------ DATA TO PROCESS

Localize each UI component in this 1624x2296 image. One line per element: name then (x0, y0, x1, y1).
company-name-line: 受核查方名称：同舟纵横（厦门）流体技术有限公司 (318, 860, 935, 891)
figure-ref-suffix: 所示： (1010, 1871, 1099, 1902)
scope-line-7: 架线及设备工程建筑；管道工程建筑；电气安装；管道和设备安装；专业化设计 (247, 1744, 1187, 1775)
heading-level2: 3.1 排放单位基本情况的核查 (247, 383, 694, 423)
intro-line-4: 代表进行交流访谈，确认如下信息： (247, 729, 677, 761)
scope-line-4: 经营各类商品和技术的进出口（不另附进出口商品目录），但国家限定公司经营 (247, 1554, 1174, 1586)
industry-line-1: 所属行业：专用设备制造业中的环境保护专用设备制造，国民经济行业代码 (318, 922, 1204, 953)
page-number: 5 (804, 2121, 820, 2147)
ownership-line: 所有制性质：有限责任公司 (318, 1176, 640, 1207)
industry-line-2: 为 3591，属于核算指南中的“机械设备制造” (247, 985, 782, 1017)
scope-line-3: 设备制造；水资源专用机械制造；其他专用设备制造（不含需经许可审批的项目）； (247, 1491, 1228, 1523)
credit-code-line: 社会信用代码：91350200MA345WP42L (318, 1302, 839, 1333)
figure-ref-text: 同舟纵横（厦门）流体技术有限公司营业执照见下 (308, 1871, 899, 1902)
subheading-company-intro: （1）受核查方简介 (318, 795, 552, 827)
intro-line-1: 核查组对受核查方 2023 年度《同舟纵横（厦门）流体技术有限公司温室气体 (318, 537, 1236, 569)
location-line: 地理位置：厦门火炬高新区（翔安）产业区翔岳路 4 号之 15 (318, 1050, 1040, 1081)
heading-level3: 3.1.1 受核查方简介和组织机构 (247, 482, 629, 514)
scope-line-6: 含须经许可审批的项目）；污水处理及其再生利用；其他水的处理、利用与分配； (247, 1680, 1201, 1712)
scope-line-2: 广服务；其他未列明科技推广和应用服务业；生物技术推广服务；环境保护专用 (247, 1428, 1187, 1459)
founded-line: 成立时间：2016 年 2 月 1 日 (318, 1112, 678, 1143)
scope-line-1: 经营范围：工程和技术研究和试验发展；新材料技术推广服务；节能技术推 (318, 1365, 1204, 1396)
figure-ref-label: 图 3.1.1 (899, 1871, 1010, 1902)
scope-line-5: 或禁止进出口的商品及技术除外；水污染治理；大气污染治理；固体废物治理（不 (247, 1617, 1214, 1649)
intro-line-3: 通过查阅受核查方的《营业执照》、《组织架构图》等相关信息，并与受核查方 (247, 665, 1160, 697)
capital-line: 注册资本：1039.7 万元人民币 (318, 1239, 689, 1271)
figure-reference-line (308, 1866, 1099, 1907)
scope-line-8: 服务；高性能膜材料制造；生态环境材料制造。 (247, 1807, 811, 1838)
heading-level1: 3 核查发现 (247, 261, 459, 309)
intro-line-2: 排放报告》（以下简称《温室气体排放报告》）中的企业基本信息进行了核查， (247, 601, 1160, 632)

------------

Copy every line of the material above verbatim.

--- RESULT ---
Localize each UI component in this 1624x2296 image. One line per element: name then (x0, y0, x1, y1).
company-name-line: 受核查方名称：同舟纵横（厦门）流体技术有限公司 (318, 860, 935, 891)
figure-ref-suffix: 所示： (1010, 1871, 1099, 1902)
scope-line-7: 架线及设备工程建筑；管道工程建筑；电气安装；管道和设备安装；专业化设计 (247, 1744, 1187, 1775)
heading-level2: 3.1 排放单位基本情况的核查 (247, 383, 694, 423)
intro-line-4: 代表进行交流访谈，确认如下信息： (247, 729, 677, 761)
scope-line-4: 经营各类商品和技术的进出口（不另附进出口商品目录），但国家限定公司经营 (247, 1554, 1174, 1586)
industry-line-1: 所属行业：专用设备制造业中的环境保护专用设备制造，国民经济行业代码 (318, 922, 1204, 953)
page-number: 5 (804, 2121, 820, 2147)
ownership-line: 所有制性质：有限责任公司 (318, 1176, 640, 1207)
industry-line-2: 为 3591，属于核算指南中的“机械设备制造” (247, 985, 782, 1017)
scope-line-3: 设备制造；水资源专用机械制造；其他专用设备制造（不含需经许可审批的项目）； (247, 1491, 1228, 1523)
credit-code-line: 社会信用代码：91350200MA345WP42L (318, 1302, 839, 1333)
figure-ref-text: 同舟纵横（厦门）流体技术有限公司营业执照见下 (308, 1871, 899, 1902)
subheading-company-intro: （1）受核查方简介 (318, 795, 552, 827)
intro-line-1: 核查组对受核查方 2023 年度《同舟纵横（厦门）流体技术有限公司温室气体 (318, 537, 1236, 569)
location-line: 地理位置：厦门火炬高新区（翔安）产业区翔岳路 4 号之 15 (318, 1050, 1040, 1081)
heading-level3: 3.1.1 受核查方简介和组织机构 (247, 482, 629, 514)
scope-line-6: 含须经许可审批的项目）；污水处理及其再生利用；其他水的处理、利用与分配； (247, 1680, 1201, 1712)
scope-line-2: 广服务；其他未列明科技推广和应用服务业；生物技术推广服务；环境保护专用 (247, 1428, 1187, 1459)
founded-line: 成立时间：2016 年 2 月 1 日 (318, 1112, 678, 1143)
scope-line-1: 经营范围：工程和技术研究和试验发展；新材料技术推广服务；节能技术推 (318, 1365, 1204, 1396)
figure-ref-label: 图 3.1.1 (899, 1871, 1010, 1902)
scope-line-5: 或禁止进出口的商品及技术除外；水污染治理；大气污染治理；固体废物治理（不 (247, 1617, 1214, 1649)
intro-line-3: 通过查阅受核查方的《营业执照》、《组织架构图》等相关信息，并与受核查方 (247, 665, 1160, 697)
capital-line: 注册资本：1039.7 万元人民币 (318, 1239, 689, 1271)
figure-reference-line (308, 1866, 1099, 1907)
scope-line-8: 服务；高性能膜材料制造；生态环境材料制造。 (247, 1807, 811, 1838)
heading-level1: 3 核查发现 (247, 261, 459, 309)
intro-line-2: 排放报告》（以下简称《温室气体排放报告》）中的企业基本信息进行了核查， (247, 601, 1160, 632)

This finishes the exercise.